§ STATED GOAL: Reproduce every entry exactly.

§ EXERCISE DATA:
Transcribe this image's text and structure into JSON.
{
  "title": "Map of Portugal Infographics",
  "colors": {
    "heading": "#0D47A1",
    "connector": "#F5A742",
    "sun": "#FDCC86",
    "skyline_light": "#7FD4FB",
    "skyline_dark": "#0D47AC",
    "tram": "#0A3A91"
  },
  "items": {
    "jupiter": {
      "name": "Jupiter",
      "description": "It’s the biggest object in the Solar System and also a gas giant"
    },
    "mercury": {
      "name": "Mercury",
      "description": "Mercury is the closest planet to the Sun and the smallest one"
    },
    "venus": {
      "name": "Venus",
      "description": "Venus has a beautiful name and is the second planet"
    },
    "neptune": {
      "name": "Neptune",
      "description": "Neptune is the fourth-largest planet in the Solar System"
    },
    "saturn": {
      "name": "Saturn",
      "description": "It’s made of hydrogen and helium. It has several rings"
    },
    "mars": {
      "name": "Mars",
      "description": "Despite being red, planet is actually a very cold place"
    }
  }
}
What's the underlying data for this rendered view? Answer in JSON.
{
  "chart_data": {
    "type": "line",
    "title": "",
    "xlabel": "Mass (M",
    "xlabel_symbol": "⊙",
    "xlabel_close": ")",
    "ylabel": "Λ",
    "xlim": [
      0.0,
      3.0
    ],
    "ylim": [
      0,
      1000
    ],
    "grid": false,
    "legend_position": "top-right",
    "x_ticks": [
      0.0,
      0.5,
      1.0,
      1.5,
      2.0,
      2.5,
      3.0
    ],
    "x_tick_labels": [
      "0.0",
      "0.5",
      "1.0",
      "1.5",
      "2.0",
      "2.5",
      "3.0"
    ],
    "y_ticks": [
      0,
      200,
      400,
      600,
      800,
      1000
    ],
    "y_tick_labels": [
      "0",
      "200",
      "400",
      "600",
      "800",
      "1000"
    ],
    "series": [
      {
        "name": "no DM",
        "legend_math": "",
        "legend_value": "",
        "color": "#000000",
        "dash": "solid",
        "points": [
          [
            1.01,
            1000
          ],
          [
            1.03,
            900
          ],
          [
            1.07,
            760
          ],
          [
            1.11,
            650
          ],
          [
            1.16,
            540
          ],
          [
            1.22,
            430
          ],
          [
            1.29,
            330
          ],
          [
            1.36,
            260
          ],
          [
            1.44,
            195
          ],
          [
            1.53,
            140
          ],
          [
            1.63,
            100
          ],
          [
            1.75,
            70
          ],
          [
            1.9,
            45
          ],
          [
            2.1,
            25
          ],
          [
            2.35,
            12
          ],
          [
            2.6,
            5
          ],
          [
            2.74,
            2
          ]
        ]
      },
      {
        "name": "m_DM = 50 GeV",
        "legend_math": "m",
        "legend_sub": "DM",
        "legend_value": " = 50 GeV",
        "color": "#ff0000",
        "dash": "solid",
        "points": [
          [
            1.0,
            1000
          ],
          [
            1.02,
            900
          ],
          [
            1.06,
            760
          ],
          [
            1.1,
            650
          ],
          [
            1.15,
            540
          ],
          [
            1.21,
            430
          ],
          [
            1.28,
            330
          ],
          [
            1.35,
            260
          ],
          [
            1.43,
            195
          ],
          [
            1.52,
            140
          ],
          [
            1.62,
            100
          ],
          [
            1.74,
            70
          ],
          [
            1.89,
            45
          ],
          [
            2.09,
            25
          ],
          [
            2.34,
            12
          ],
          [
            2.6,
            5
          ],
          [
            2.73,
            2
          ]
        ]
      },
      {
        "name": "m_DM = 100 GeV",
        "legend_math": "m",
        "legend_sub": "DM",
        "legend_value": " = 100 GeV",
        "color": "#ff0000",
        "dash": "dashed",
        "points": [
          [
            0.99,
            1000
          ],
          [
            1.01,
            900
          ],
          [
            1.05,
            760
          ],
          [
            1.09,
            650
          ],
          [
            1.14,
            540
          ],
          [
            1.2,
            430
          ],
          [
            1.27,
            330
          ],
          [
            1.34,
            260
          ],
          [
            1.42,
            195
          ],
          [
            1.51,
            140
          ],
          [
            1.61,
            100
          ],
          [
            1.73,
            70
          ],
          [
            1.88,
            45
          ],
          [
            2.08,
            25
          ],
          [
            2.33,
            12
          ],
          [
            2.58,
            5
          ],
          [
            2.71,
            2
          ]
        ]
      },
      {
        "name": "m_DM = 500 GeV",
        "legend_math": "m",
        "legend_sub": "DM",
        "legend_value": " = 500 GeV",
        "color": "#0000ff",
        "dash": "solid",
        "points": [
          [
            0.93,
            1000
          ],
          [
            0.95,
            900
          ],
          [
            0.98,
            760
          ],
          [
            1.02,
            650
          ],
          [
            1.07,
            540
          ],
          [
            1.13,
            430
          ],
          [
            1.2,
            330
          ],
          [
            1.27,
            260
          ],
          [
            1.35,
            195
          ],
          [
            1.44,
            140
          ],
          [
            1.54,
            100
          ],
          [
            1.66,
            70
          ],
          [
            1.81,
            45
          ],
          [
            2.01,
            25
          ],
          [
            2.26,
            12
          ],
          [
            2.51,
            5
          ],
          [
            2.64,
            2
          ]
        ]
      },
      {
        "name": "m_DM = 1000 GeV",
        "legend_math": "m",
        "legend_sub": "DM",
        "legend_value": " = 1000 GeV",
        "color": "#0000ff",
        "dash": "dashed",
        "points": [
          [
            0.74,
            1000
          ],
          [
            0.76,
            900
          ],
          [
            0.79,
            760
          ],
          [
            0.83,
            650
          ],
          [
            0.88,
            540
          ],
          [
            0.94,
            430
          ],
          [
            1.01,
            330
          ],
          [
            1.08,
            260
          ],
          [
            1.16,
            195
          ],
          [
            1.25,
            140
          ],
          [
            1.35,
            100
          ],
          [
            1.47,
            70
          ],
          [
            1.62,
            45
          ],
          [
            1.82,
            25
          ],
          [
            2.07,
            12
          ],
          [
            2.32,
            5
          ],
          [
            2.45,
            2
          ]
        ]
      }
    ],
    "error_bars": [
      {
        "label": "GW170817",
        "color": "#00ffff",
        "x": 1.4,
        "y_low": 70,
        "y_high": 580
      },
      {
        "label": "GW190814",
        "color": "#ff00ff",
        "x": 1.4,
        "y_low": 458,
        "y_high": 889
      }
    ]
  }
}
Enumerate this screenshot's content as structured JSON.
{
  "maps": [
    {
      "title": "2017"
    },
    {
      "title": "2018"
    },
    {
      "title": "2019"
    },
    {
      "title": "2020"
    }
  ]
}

§ EXPECTED ANSWER:
Transcribe this image's text and structure into JSON.
{
  "title": "Map of Portugal Infographics",
  "colors": {
    "heading": "#0D47A1",
    "connector": "#F5A742",
    "sun": "#FDCC86",
    "skyline_light": "#7FD4FB",
    "skyline_dark": "#0D47AC",
    "tram": "#0A3A91"
  },
  "items": {
    "jupiter": {
      "name": "Jupiter",
      "description": "It’s the biggest object in the Solar System and also a gas giant"
    },
    "mercury": {
      "name": "Mercury",
      "description": "Mercury is the closest planet to the Sun and the smallest one"
    },
    "venus": {
      "name": "Venus",
      "description": "Venus has a beautiful name and is the second planet"
    },
    "neptune": {
      "name": "Neptune",
      "description": "Neptune is the fourth-largest planet in the Solar System"
    },
    "saturn": {
      "name": "Saturn",
      "description": "It’s made of hydrogen and helium. It has several rings"
    },
    "mars": {
      "name": "Mars",
      "description": "Despite being red, planet is actually a very cold place"
    }
  }
}
What's the underlying data for this rendered view? Answer in JSON.
{
  "chart_data": {
    "type": "line",
    "title": "",
    "xlabel": "Mass (M",
    "xlabel_symbol": "⊙",
    "xlabel_close": ")",
    "ylabel": "Λ",
    "xlim": [
      0.0,
      3.0
    ],
    "ylim": [
      0,
      1000
    ],
    "grid": false,
    "legend_position": "top-right",
    "x_ticks": [
      0.0,
      0.5,
      1.0,
      1.5,
      2.0,
      2.5,
      3.0
    ],
    "x_tick_labels": [
      "0.0",
      "0.5",
      "1.0",
      "1.5",
      "2.0",
      "2.5",
      "3.0"
    ],
    "y_ticks": [
      0,
      200,
      400,
      600,
      800,
      1000
    ],
    "y_tick_labels": [
      "0",
      "200",
      "400",
      "600",
      "800",
      "1000"
    ],
    "series": [
      {
        "name": "no DM",
        "legend_math": "",
        "legend_value": "",
        "color": "#000000",
        "dash": "solid",
        "points": [
          [
            1.01,
            1000
          ],
          [
            1.03,
            900
          ],
          [
            1.07,
            760
          ],
          [
            1.11,
            650
          ],
          [
            1.16,
            540
          ],
          [
            1.22,
            430
          ],
          [
            1.29,
            330
          ],
          [
            1.36,
            260
          ],
          [
            1.44,
            195
          ],
          [
            1.53,
            140
          ],
          [
            1.63,
            100
          ],
          [
            1.75,
            70
          ],
          [
            1.9,
            45
          ],
          [
            2.1,
            25
          ],
          [
            2.35,
            12
          ],
          [
            2.6,
            5
          ],
          [
            2.74,
            2
          ]
        ]
      },
      {
        "name": "m_DM = 50 GeV",
        "legend_math": "m",
        "legend_sub": "DM",
        "legend_value": " = 50 GeV",
        "color": "#ff0000",
        "dash": "solid",
        "points": [
          [
            1.0,
            1000
          ],
          [
            1.02,
            900
          ],
          [
            1.06,
            760
          ],
          [
            1.1,
            650
          ],
          [
            1.15,
            540
          ],
          [
            1.21,
            430
          ],
          [
            1.28,
            330
          ],
          [
            1.35,
            260
          ],
          [
            1.43,
            195
          ],
          [
            1.52,
            140
          ],
          [
            1.62,
            100
          ],
          [
            1.74,
            70
          ],
          [
            1.89,
            45
          ],
          [
            2.09,
            25
          ],
          [
            2.34,
            12
          ],
          [
            2.6,
            5
          ],
          [
            2.73,
            2
          ]
        ]
      },
      {
        "name": "m_DM = 100 GeV",
        "legend_math": "m",
        "legend_sub": "DM",
        "legend_value": " = 100 GeV",
        "color": "#ff0000",
        "dash": "dashed",
        "points": [
          [
            0.99,
            1000
          ],
          [
            1.01,
            900
          ],
          [
            1.05,
            760
          ],
          [
            1.09,
            650
          ],
          [
            1.14,
            540
          ],
          [
            1.2,
            430
          ],
          [
            1.27,
            330
          ],
          [
            1.34,
            260
          ],
          [
            1.42,
            195
          ],
          [
            1.51,
            140
          ],
          [
            1.61,
            100
          ],
          [
            1.73,
            70
          ],
          [
            1.88,
            45
          ],
          [
            2.08,
            25
          ],
          [
            2.33,
            12
          ],
          [
            2.58,
            5
          ],
          [
            2.71,
            2
          ]
        ]
      },
      {
        "name": "m_DM = 500 GeV",
        "legend_math": "m",
        "legend_sub": "DM",
        "legend_value": " = 500 GeV",
        "color": "#0000ff",
        "dash": "solid",
        "points": [
          [
            0.93,
            1000
          ],
          [
            0.95,
            900
          ],
          [
            0.98,
            760
          ],
          [
            1.02,
            650
          ],
          [
            1.07,
            540
          ],
          [
            1.13,
            430
          ],
          [
            1.2,
            330
          ],
          [
            1.27,
            260
          ],
          [
            1.35,
            195
          ],
          [
            1.44,
            140
          ],
          [
            1.54,
            100
          ],
          [
            1.66,
            70
          ],
          [
            1.81,
            45
          ],
          [
            2.01,
            25
          ],
          [
            2.26,
            12
          ],
          [
            2.51,
            5
          ],
          [
            2.64,
            2
          ]
        ]
      },
      {
        "name": "m_DM = 1000 GeV",
        "legend_math": "m",
        "legend_sub": "DM",
        "legend_value": " = 1000 GeV",
        "color": "#0000ff",
        "dash": "dashed",
        "points": [
          [
            0.74,
            1000
          ],
          [
            0.76,
            900
          ],
          [
            0.79,
            760
          ],
          [
            0.83,
            650
          ],
          [
            0.88,
            540
          ],
          [
            0.94,
            430
          ],
          [
            1.01,
            330
          ],
          [
            1.08,
            260
          ],
          [
            1.16,
            195
          ],
          [
            1.25,
            140
          ],
          [
            1.35,
            100
          ],
          [
            1.47,
            70
          ],
          [
            1.62,
            45
          ],
          [
            1.82,
            25
          ],
          [
            2.07,
            12
          ],
          [
            2.32,
            5
          ],
          [
            2.45,
            2
          ]
        ]
      }
    ],
    "error_bars": [
      {
        "label": "GW170817",
        "color": "#00ffff",
        "x": 1.4,
        "y_low": 70,
        "y_high": 580
      },
      {
        "label": "GW190814",
        "color": "#ff00ff",
        "x": 1.4,
        "y_low": 458,
        "y_high": 889
      }
    ]
  }
}
Enumerate this screenshot's content as structured JSON.
{
  "maps": [
    {
      "title": "2017"
    },
    {
      "title": "2018"
    },
    {
      "title": "2019"
    },
    {
      "title": "2020"
    }
  ]
}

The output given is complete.